Return all lines where the word "System" can be found.

begin

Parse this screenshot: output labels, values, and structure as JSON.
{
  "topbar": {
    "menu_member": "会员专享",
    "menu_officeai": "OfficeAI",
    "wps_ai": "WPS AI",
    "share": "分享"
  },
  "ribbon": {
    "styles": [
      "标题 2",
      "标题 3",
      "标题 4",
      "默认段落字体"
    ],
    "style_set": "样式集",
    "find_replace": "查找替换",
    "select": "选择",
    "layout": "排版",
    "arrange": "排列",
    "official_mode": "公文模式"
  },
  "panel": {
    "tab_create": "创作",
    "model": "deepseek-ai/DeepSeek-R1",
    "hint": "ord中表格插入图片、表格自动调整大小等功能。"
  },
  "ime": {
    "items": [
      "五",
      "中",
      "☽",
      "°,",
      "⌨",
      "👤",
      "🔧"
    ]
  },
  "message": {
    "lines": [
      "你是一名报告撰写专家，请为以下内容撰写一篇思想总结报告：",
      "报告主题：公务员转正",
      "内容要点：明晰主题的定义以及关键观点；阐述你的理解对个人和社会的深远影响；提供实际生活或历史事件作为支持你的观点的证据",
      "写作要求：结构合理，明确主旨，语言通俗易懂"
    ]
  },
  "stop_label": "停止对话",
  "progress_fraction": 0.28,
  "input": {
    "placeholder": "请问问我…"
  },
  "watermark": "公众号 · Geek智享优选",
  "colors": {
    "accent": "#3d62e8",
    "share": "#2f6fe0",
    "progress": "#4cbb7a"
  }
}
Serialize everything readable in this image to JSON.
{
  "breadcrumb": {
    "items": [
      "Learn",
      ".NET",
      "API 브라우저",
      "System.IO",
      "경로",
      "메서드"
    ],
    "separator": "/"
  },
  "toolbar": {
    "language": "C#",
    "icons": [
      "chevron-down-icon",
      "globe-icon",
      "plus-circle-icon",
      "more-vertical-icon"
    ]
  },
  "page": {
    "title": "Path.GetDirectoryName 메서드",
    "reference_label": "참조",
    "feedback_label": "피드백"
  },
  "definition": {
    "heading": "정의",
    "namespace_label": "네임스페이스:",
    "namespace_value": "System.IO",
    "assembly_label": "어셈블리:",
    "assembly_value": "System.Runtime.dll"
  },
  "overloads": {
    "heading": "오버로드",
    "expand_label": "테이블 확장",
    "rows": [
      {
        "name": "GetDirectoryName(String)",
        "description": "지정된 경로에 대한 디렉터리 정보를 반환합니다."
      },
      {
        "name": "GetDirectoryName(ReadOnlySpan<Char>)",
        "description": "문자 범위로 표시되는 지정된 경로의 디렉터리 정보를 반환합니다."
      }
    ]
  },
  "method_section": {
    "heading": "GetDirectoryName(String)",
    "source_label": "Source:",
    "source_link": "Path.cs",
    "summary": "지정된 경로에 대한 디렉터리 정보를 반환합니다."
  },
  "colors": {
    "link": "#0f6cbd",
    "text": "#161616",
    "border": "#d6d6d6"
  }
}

end

* The result:
      "System.IO",
    "namespace_value": "System.IO",
    "assembly_value": "System.Runtime.dll"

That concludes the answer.